* **Direction**
Reproduce the data exactly.
>> START
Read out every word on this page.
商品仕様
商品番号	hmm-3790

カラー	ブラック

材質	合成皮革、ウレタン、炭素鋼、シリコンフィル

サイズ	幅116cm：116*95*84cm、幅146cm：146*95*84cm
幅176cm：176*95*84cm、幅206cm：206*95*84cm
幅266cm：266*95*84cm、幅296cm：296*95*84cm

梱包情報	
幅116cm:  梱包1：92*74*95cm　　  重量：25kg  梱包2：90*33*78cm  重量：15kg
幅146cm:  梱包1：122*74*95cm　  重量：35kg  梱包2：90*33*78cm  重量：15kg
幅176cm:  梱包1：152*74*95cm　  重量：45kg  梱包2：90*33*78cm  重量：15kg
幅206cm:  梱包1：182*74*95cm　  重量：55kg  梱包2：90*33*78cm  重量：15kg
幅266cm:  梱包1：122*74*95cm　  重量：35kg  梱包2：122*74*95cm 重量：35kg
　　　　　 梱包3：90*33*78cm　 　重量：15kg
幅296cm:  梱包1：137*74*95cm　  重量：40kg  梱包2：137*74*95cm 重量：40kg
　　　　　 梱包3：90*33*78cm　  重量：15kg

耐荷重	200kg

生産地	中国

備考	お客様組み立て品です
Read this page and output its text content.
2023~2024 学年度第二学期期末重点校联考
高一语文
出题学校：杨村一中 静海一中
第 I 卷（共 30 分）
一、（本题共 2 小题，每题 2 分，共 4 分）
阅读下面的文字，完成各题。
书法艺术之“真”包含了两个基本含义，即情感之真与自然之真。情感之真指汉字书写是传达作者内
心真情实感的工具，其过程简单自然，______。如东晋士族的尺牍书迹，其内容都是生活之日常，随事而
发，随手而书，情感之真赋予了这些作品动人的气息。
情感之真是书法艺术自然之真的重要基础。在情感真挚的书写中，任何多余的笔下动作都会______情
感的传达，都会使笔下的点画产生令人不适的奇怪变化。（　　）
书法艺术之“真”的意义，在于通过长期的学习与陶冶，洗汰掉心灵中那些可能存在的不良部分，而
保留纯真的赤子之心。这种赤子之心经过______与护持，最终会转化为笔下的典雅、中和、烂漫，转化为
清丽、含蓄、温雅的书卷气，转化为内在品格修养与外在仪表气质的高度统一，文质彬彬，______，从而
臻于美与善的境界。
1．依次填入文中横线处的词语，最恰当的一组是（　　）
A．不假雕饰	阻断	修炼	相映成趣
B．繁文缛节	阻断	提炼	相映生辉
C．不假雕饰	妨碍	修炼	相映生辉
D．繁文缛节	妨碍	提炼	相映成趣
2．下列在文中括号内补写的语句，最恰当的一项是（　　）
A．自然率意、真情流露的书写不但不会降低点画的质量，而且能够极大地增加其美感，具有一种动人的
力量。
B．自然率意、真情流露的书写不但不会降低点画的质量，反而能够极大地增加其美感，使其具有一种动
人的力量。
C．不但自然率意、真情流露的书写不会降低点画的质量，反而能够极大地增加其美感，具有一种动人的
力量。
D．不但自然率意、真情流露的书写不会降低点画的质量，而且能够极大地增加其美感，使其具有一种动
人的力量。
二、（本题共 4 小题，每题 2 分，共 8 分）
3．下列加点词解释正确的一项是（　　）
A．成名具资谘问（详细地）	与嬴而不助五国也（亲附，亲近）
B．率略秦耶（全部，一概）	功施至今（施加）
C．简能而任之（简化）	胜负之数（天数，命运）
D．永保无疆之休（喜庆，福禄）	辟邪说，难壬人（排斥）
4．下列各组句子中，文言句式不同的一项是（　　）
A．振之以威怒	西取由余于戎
>> END
* **Complete answer**
Read out every word on this page.
商品仕様
商品番号	hmm-3790

カラー	ブラック

材質	合成皮革、ウレタン、炭素鋼、シリコンフィル

サイズ	幅116cm：116*95*84cm、幅146cm：146*95*84cm
幅176cm：176*95*84cm、幅206cm：206*95*84cm
幅266cm：266*95*84cm、幅296cm：296*95*84cm

梱包情報	
幅116cm:  梱包1：92*74*95cm　　  重量：25kg  梱包2：90*33*78cm  重量：15kg
幅146cm:  梱包1：122*74*95cm　  重量：35kg  梱包2：90*33*78cm  重量：15kg
幅176cm:  梱包1：152*74*95cm　  重量：45kg  梱包2：90*33*78cm  重量：15kg
幅206cm:  梱包1：182*74*95cm　  重量：55kg  梱包2：90*33*78cm  重量：15kg
幅266cm:  梱包1：122*74*95cm　  重量：35kg  梱包2：122*74*95cm 重量：35kg
　　　　　 梱包3：90*33*78cm　 　重量：15kg
幅296cm:  梱包1：137*74*95cm　  重量：40kg  梱包2：137*74*95cm 重量：40kg
　　　　　 梱包3：90*33*78cm　  重量：15kg

耐荷重	200kg

生産地	中国

備考	お客様組み立て品です
Read this page and output its text content.
2023~2024 学年度第二学期期末重点校联考
高一语文
出题学校：杨村一中 静海一中
第 I 卷（共 30 分）
一、（本题共 2 小题，每题 2 分，共 4 分）
阅读下面的文字，完成各题。
书法艺术之“真”包含了两个基本含义，即情感之真与自然之真。情感之真指汉字书写是传达作者内
心真情实感的工具，其过程简单自然，______。如东晋士族的尺牍书迹，其内容都是生活之日常，随事而
发，随手而书，情感之真赋予了这些作品动人的气息。
情感之真是书法艺术自然之真的重要基础。在情感真挚的书写中，任何多余的笔下动作都会______情
感的传达，都会使笔下的点画产生令人不适的奇怪变化。（　　）
书法艺术之“真”的意义，在于通过长期的学习与陶冶，洗汰掉心灵中那些可能存在的不良部分，而
保留纯真的赤子之心。这种赤子之心经过______与护持，最终会转化为笔下的典雅、中和、烂漫，转化为
清丽、含蓄、温雅的书卷气，转化为内在品格修养与外在仪表气质的高度统一，文质彬彬，______，从而
臻于美与善的境界。
1．依次填入文中横线处的词语，最恰当的一组是（　　）
A．不假雕饰	阻断	修炼	相映成趣
B．繁文缛节	阻断	提炼	相映生辉
C．不假雕饰	妨碍	修炼	相映生辉
D．繁文缛节	妨碍	提炼	相映成趣
2．下列在文中括号内补写的语句，最恰当的一项是（　　）
A．自然率意、真情流露的书写不但不会降低点画的质量，而且能够极大地增加其美感，具有一种动人的
力量。
B．自然率意、真情流露的书写不但不会降低点画的质量，反而能够极大地增加其美感，使其具有一种动
人的力量。
C．不但自然率意、真情流露的书写不会降低点画的质量，反而能够极大地增加其美感，具有一种动人的
力量。
D．不但自然率意、真情流露的书写不会降低点画的质量，而且能够极大地增加其美感，使其具有一种动
人的力量。
二、（本题共 4 小题，每题 2 分，共 8 分）
3．下列加点词解释正确的一项是（　　）
A．成名具资谘问（详细地）	与嬴而不助五国也（亲附，亲近）
B．率略秦耶（全部，一概）	功施至今（施加）
C．简能而任之（简化）	胜负之数（天数，命运）
D．永保无疆之休（喜庆，福禄）	辟邪说，难壬人（排斥）
4．下列各组句子中，文言句式不同的一项是（　　）
A．振之以威怒	西取由余于戎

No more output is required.